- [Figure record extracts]
┄┄┄┄┄┄
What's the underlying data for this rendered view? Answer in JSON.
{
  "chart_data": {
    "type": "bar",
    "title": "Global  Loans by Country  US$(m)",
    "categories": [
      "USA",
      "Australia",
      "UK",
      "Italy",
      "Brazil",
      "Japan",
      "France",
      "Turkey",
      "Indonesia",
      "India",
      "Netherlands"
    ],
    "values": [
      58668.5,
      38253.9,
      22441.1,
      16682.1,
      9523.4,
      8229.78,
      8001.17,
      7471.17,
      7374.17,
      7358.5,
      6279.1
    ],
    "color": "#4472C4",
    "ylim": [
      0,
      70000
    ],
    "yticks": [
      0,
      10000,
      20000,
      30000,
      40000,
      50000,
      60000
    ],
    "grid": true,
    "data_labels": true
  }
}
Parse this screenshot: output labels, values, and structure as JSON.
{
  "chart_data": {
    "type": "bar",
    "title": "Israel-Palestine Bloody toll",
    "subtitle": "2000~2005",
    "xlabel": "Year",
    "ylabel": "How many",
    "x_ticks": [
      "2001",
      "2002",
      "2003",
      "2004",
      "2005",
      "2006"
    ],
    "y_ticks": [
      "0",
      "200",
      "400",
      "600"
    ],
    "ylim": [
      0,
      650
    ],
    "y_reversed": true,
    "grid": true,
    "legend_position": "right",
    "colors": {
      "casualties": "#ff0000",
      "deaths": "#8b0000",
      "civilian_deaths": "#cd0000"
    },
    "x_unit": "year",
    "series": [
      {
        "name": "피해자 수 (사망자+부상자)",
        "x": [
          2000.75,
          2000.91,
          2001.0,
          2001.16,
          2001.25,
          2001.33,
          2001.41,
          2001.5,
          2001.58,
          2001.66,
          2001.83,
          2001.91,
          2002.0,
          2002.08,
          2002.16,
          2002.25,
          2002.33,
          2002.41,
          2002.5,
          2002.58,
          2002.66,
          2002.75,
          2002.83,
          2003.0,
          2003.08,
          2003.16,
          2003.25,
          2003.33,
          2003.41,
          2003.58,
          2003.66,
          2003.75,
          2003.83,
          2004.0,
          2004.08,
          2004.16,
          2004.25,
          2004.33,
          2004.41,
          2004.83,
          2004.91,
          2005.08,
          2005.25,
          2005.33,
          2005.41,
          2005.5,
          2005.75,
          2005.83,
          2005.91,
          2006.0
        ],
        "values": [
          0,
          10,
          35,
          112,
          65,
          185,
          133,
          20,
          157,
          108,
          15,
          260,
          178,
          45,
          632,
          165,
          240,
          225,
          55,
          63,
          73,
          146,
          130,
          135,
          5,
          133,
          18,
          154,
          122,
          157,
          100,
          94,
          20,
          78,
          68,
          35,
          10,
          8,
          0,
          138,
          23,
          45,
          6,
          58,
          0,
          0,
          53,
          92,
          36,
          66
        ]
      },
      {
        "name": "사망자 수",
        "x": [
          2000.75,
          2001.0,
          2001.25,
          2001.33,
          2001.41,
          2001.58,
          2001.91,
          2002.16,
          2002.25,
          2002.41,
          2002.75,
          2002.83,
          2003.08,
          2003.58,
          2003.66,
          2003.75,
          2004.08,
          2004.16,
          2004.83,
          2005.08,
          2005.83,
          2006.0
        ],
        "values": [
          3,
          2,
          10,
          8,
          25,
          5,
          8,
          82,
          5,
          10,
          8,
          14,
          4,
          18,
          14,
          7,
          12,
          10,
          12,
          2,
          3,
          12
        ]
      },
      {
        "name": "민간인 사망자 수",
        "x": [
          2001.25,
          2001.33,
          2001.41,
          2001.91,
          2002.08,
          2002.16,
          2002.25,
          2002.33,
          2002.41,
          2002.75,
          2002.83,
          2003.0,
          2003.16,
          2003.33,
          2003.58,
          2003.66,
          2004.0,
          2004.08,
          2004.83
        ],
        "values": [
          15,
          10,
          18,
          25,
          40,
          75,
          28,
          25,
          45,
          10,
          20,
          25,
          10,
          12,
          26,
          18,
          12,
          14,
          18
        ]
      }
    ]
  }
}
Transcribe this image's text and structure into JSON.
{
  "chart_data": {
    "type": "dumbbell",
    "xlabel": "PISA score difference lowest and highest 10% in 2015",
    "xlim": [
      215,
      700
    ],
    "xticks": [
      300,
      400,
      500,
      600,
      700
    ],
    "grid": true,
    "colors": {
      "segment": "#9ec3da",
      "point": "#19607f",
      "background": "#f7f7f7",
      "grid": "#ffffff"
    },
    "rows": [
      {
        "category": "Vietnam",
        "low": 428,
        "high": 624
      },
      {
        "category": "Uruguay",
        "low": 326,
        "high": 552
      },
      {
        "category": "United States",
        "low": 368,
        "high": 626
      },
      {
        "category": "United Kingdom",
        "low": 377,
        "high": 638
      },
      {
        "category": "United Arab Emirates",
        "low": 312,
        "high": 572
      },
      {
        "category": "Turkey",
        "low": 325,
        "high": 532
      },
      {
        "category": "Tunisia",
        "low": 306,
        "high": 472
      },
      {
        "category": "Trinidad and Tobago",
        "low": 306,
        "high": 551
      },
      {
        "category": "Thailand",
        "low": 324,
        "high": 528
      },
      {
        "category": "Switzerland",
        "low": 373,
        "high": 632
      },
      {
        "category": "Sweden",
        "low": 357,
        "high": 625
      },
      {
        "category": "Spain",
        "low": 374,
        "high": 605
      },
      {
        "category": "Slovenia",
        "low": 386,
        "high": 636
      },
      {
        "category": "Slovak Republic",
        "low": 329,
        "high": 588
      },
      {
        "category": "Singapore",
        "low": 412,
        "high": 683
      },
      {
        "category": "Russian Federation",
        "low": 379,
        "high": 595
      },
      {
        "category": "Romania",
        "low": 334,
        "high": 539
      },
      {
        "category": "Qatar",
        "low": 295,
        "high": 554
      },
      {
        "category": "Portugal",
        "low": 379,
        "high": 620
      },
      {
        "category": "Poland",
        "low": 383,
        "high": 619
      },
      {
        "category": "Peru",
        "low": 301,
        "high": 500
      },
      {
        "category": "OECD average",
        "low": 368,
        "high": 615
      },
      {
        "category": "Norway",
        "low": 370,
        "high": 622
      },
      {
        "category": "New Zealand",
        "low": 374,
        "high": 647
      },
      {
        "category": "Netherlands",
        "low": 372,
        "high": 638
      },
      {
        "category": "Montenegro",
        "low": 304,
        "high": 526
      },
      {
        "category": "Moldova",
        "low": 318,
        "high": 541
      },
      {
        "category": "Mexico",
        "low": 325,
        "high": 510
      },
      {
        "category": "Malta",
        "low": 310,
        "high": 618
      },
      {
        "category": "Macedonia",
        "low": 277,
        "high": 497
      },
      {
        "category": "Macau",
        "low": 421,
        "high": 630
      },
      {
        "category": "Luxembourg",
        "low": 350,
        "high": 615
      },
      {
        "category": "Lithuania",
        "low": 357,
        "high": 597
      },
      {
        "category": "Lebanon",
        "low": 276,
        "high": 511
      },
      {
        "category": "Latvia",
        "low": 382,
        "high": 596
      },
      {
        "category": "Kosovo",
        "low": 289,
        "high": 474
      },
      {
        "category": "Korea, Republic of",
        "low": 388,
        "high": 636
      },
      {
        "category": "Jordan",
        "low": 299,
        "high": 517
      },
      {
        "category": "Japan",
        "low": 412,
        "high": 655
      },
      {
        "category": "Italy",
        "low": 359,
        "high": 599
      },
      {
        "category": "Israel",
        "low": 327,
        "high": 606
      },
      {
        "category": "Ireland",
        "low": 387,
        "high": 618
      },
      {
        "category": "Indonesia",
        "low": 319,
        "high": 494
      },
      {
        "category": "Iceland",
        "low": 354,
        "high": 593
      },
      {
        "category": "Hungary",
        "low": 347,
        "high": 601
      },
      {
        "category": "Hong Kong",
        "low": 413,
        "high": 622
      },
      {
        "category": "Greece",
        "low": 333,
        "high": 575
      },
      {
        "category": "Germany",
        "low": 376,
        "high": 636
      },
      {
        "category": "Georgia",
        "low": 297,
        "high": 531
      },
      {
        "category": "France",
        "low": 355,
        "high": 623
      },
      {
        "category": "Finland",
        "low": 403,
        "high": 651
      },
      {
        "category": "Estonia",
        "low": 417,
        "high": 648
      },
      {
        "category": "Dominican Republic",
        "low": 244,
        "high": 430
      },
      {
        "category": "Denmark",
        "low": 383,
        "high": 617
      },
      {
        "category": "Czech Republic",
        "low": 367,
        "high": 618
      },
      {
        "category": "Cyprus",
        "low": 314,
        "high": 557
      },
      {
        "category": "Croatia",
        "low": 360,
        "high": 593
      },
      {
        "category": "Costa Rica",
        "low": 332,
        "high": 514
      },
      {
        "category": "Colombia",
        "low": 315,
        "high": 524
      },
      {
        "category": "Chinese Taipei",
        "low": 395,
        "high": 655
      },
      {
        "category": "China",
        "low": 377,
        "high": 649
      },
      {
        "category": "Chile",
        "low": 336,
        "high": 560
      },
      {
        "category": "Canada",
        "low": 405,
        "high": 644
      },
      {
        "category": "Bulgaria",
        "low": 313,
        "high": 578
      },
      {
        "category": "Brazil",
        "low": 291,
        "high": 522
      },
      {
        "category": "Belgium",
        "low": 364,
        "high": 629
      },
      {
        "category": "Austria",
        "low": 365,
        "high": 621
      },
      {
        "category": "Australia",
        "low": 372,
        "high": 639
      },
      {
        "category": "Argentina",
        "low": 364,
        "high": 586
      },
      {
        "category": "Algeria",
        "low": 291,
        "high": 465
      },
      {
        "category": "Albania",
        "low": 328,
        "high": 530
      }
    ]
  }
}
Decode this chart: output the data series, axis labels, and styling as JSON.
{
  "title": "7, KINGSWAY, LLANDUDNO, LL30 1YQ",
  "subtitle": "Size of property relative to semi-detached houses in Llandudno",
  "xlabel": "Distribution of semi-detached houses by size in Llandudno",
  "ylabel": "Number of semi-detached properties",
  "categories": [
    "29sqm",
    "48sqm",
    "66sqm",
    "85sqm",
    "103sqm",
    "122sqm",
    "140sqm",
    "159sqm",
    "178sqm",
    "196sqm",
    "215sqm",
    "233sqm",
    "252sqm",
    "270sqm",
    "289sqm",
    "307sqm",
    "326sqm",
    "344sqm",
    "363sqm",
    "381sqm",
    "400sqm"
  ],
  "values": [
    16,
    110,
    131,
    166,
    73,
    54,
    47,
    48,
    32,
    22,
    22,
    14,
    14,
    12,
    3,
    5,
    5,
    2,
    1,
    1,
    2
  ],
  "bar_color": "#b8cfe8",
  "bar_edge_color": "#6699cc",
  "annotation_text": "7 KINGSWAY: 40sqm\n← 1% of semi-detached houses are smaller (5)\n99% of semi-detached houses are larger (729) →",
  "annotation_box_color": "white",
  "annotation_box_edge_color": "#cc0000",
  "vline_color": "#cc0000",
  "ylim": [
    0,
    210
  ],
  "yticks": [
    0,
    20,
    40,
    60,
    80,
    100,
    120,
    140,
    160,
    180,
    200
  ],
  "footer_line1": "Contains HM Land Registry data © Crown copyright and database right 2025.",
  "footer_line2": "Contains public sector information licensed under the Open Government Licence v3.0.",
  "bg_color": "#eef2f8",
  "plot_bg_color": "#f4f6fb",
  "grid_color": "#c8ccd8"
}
┄┄┄┄┄┄
- [Exercise aim] From the material above, gather all lines that include the string "semi" and copy them.

- [Correct output]
  "subtitle": "Size of property relative to semi-detached houses in Llandudno",
  "xlabel": "Distribution of semi-detached houses by size in Llandudno",
  "ylabel": "Number of semi-detached properties",
  "annotation_text": "7 KINGSWAY: 40sqm\n← 1% of semi-detached houses are smaller (5)\n99% of semi-detached houses are larger (729) →",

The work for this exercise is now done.